▶ **DIRECTIONS**
Quote, word for word, the part of the post on health insurance premium hikes that opens with the words containing "Sebelius questioned the" and closes with "TO VANISHING JOBS.".

▶ **TEXT SECTION**
::::::::
Outrage is growing on widespread premium hikes across the nation. Many stories have been emerging.. Massachusetts, California, etc.. Links to some stories: "Kaiser health news, The Boston Globe, GateHouse News Service,Boston Herald, AP writes about CA: WellPoint is defends 39% Premium Hikes In Letter To Sebelius, LA Times on WellPoint hikes.. Also, Congress is investigating (CA)
"WellPoint, the parent company of Anthem Blue Cross "is blaming the Great Recession and rising medical costs for its planned 39 percent rate increase for some California customers of its Anthem Blue Cross plan. But Health and Human Services Secretary Kathleen Sebelius isn't buying the explanation proffered in a letter delivered to her" today.
Sebelius questioned the premium increases, pointing to WellPoint Inc.'s $4.75 billion profit reported in the last quarter of 2009. "She also noted that the premium increases are 10 times higher than the increase in national health care costs." The president has pointed to the "premium hikes in California as an ill omen of what will happen around the country if lawmakers fail to enact health care overhaul legislation. 'If we don't act, this is just a preview of coming attractions,'"
How we CAN get REAL Affordable Health Care THIS YEAR
Its easy. The legislators are setting Americans up to be milked for every last penny they have, so obviously, its crazy to spend any money now. And it will be until ALL AMERICANS HAVE AFFORDABLE HEALTH CARE THAT LEAVES NOBODY OUT AND IS NOT CONNECTED TO VANISHING JOBS.
::::::::
▶ **DATA UNDER STUDY**
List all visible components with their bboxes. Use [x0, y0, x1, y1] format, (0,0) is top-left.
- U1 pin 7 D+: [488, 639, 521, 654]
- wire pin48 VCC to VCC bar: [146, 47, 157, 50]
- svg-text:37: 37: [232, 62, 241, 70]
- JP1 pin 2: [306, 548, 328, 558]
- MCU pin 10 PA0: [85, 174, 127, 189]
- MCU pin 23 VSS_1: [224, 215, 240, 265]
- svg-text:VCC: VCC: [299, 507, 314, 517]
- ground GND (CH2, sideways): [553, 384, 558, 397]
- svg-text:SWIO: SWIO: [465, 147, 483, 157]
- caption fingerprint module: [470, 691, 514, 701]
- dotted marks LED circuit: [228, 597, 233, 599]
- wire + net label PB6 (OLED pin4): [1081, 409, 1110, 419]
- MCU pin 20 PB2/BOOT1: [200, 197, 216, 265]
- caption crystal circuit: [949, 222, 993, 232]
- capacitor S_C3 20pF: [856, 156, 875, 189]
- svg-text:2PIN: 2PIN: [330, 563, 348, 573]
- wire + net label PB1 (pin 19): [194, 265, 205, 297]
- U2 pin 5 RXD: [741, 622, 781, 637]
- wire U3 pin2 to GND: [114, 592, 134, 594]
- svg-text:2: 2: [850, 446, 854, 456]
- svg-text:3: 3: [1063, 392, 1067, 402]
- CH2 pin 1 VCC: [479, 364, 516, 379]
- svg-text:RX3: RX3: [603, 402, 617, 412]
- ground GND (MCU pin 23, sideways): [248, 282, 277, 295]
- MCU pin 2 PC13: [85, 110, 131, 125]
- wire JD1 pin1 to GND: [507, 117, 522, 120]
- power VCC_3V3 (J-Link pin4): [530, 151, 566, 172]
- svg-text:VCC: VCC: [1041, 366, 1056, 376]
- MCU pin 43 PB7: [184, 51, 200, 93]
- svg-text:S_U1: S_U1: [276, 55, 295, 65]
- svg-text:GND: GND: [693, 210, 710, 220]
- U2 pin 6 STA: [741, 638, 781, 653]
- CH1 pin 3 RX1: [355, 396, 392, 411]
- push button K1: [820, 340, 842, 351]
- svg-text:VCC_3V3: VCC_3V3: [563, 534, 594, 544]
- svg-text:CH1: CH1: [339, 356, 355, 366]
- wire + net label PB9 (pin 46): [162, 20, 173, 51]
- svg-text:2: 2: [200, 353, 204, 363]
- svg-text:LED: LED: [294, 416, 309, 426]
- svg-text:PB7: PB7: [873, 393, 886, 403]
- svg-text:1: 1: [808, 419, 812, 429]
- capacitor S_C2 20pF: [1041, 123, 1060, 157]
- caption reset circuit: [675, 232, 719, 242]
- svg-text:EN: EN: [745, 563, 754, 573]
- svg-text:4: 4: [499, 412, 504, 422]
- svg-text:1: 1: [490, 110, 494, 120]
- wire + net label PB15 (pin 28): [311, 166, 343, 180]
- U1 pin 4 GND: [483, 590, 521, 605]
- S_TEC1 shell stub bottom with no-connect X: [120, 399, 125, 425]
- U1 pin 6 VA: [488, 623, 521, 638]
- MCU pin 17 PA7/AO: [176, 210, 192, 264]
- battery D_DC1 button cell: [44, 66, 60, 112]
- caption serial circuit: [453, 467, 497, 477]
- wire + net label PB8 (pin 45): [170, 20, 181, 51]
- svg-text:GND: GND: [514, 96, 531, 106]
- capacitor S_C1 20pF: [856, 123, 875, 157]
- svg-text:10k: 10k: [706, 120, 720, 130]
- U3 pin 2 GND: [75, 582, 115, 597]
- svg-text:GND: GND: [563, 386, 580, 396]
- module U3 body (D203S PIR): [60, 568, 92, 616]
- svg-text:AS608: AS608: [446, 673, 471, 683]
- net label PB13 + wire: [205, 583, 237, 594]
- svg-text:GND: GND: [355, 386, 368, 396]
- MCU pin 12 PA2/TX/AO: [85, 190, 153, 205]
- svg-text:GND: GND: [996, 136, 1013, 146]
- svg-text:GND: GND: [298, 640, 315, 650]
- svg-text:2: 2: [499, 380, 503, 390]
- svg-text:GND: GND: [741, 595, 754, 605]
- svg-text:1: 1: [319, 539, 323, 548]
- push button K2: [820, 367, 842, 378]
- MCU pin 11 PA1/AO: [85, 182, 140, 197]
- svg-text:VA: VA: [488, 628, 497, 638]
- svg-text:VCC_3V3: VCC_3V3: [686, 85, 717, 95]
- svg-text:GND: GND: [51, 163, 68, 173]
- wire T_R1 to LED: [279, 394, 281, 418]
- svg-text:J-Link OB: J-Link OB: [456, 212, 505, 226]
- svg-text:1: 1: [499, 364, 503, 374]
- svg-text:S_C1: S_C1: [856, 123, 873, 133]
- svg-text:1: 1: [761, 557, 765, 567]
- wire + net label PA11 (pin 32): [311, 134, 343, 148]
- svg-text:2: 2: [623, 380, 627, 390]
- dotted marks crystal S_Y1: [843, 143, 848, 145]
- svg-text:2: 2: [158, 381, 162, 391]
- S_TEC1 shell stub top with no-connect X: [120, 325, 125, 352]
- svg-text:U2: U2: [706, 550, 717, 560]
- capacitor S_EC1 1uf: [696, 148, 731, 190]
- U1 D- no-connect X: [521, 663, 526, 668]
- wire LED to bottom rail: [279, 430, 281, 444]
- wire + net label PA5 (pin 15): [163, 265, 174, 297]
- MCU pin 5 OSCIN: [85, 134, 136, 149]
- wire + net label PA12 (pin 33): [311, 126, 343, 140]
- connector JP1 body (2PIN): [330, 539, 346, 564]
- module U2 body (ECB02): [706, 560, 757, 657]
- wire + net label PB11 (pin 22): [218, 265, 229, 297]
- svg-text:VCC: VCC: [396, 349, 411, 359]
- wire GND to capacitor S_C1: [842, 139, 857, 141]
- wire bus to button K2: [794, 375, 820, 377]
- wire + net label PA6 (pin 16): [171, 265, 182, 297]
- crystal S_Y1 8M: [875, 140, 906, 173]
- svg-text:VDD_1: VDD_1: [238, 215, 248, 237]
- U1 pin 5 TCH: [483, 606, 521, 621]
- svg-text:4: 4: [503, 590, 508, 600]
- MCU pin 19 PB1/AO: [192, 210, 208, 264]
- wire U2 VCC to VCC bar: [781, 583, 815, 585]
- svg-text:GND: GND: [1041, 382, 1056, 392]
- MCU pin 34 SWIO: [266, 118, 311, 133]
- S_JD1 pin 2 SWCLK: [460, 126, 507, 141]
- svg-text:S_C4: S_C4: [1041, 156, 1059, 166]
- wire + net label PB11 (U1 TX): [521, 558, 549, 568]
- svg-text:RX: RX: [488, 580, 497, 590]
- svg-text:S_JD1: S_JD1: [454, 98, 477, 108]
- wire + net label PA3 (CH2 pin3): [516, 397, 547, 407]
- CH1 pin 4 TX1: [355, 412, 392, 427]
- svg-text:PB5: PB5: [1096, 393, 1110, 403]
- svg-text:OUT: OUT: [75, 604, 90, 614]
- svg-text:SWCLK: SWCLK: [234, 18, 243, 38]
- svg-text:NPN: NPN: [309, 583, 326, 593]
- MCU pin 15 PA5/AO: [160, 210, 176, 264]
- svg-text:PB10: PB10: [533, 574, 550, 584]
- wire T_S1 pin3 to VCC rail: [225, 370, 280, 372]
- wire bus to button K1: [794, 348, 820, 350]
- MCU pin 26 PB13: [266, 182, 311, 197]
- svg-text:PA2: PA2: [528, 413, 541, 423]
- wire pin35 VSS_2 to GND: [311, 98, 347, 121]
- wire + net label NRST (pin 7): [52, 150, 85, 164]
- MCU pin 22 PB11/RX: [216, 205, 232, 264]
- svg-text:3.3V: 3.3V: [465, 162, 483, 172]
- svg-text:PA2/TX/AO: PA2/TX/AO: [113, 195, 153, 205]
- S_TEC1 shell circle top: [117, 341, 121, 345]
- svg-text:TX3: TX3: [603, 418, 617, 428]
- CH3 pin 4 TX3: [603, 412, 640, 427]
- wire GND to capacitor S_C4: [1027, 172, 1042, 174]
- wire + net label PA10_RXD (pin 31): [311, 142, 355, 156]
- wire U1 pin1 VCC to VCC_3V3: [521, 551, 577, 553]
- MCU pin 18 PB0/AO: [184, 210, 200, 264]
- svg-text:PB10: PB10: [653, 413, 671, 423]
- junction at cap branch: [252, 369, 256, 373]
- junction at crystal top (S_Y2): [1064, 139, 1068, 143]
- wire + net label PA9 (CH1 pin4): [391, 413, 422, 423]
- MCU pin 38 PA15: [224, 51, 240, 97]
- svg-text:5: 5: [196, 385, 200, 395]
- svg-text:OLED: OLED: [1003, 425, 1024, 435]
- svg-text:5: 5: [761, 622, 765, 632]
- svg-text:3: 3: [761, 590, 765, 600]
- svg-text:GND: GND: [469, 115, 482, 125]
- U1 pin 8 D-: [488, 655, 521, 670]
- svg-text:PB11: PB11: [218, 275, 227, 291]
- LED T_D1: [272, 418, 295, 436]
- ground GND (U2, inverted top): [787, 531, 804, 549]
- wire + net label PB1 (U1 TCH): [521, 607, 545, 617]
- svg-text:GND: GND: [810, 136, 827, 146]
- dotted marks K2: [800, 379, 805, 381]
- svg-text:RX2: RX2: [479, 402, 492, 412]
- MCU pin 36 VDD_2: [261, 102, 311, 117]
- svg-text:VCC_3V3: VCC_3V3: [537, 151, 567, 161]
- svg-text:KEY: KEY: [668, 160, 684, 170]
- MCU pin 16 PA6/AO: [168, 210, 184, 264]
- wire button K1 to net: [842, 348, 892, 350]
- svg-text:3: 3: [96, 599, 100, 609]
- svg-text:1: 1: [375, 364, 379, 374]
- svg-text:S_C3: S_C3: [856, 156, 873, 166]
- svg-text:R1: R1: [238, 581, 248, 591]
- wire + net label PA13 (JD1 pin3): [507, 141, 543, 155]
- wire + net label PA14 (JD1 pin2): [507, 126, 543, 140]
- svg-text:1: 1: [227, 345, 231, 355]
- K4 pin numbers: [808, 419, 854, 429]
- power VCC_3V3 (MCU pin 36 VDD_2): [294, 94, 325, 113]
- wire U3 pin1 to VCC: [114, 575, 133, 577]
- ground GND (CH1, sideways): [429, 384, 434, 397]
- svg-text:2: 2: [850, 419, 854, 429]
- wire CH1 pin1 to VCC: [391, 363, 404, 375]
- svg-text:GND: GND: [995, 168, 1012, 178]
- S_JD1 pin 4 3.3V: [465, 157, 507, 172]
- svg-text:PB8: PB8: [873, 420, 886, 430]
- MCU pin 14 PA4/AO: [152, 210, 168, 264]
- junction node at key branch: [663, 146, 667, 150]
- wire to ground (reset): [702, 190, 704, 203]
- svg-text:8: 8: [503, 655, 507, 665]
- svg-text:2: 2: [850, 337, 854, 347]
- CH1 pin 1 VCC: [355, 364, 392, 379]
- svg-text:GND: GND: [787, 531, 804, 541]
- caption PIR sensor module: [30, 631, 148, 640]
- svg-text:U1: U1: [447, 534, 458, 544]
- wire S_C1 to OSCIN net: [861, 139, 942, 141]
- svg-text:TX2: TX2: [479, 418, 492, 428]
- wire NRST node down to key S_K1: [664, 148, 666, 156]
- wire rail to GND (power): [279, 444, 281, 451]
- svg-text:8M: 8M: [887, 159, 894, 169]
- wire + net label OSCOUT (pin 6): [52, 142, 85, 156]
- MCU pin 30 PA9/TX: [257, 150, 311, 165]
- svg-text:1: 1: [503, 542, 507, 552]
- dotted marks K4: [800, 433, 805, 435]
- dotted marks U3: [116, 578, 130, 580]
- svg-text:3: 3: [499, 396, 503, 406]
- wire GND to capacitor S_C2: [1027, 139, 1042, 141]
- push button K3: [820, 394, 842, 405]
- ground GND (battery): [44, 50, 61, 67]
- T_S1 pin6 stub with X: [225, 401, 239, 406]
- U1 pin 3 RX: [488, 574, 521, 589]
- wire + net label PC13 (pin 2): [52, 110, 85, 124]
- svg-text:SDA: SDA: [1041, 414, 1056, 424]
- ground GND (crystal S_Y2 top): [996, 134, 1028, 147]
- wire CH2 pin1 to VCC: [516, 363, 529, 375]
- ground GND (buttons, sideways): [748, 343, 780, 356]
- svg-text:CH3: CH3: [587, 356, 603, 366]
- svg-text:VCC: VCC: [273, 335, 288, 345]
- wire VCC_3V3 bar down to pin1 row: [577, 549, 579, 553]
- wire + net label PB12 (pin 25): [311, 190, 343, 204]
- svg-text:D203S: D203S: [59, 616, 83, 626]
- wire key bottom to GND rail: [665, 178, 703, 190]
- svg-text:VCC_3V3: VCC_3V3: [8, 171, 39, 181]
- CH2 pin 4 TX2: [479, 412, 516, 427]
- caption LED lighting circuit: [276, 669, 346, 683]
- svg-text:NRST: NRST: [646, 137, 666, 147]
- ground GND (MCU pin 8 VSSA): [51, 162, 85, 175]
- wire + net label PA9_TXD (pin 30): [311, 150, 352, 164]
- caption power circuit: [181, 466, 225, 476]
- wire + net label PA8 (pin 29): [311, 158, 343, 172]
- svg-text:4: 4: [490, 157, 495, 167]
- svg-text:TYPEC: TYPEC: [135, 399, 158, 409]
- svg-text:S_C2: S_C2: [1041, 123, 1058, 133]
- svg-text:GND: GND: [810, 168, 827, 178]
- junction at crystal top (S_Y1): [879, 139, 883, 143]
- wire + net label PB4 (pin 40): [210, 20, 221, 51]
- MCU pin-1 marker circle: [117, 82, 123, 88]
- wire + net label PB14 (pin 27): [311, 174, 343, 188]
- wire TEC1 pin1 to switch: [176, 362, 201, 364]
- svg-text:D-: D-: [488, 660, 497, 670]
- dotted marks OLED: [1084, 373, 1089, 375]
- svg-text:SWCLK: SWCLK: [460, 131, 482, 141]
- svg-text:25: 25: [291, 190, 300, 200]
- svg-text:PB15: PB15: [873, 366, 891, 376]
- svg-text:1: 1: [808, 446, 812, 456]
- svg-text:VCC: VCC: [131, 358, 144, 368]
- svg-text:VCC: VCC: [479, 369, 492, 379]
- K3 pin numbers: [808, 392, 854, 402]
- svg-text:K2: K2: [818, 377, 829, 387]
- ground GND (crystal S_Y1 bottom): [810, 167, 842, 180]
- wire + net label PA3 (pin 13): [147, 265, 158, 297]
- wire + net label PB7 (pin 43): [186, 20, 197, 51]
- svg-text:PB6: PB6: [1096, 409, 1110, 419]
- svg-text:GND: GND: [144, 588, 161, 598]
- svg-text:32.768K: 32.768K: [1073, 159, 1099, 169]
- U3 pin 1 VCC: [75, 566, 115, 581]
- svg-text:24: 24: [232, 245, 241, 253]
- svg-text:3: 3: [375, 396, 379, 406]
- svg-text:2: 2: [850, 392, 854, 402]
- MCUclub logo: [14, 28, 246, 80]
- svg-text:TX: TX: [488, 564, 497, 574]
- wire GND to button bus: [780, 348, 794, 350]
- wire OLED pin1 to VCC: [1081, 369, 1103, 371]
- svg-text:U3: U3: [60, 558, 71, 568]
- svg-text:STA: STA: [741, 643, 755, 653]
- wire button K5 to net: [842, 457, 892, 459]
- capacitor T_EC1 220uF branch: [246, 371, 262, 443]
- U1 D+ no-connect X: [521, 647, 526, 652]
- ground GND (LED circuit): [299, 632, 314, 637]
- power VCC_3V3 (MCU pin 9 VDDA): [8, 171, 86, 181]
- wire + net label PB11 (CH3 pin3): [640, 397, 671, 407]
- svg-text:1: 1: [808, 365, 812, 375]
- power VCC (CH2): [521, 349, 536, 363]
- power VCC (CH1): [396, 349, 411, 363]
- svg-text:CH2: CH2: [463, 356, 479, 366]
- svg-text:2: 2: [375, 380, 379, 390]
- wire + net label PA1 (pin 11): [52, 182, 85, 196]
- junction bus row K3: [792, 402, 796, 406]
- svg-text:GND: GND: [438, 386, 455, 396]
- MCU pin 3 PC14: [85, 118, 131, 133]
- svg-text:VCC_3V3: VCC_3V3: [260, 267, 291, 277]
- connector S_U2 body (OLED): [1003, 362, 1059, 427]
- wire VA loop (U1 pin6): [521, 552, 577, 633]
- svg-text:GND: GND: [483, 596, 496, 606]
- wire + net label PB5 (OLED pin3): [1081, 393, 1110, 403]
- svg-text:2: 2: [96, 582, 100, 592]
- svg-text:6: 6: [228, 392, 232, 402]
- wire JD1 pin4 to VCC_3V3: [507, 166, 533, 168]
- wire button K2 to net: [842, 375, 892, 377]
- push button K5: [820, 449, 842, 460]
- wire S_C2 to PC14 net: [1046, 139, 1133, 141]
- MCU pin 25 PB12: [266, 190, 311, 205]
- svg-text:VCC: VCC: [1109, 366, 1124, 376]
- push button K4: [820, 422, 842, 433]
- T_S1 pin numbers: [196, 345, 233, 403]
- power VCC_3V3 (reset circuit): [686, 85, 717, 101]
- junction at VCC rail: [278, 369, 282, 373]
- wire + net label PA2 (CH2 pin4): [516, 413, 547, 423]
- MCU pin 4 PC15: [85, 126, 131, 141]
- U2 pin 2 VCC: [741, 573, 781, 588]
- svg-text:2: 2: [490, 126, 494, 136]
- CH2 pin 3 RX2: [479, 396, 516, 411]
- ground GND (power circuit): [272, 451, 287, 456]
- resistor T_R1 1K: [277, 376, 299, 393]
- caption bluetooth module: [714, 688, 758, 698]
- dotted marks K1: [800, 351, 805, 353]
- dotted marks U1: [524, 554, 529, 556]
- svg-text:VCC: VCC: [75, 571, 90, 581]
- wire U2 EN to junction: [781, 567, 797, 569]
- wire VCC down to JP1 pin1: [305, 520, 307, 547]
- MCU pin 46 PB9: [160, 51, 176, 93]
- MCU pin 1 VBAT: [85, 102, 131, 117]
::::::::
▶ **RESPONSE BELOW**
Sebelius questioned the premium increases, pointing to WellPoint Inc.'s $4.75 billion profit reported in the last quarter of 2009. "She also noted that the premium increases are 10 times higher than the increase in national health care costs." The president has pointed to the "premium hikes in California as an ill omen of what will happen around the country if lawmakers fail to enact health care overhaul legislation. 'If we don't act, this is just a preview of coming attractions,'"
How we CAN get REAL Affordable Health Care THIS YEAR
Its easy. The legislators are setting Americans up to be milked for every last penny they have, so obviously, its crazy to spend any money now. And it will be until ALL AMERICANS HAVE AFFORDABLE HEALTH CARE THAT LEAVES NOBODY OUT AND IS NOT CONNECTED TO VANISHING JOBS.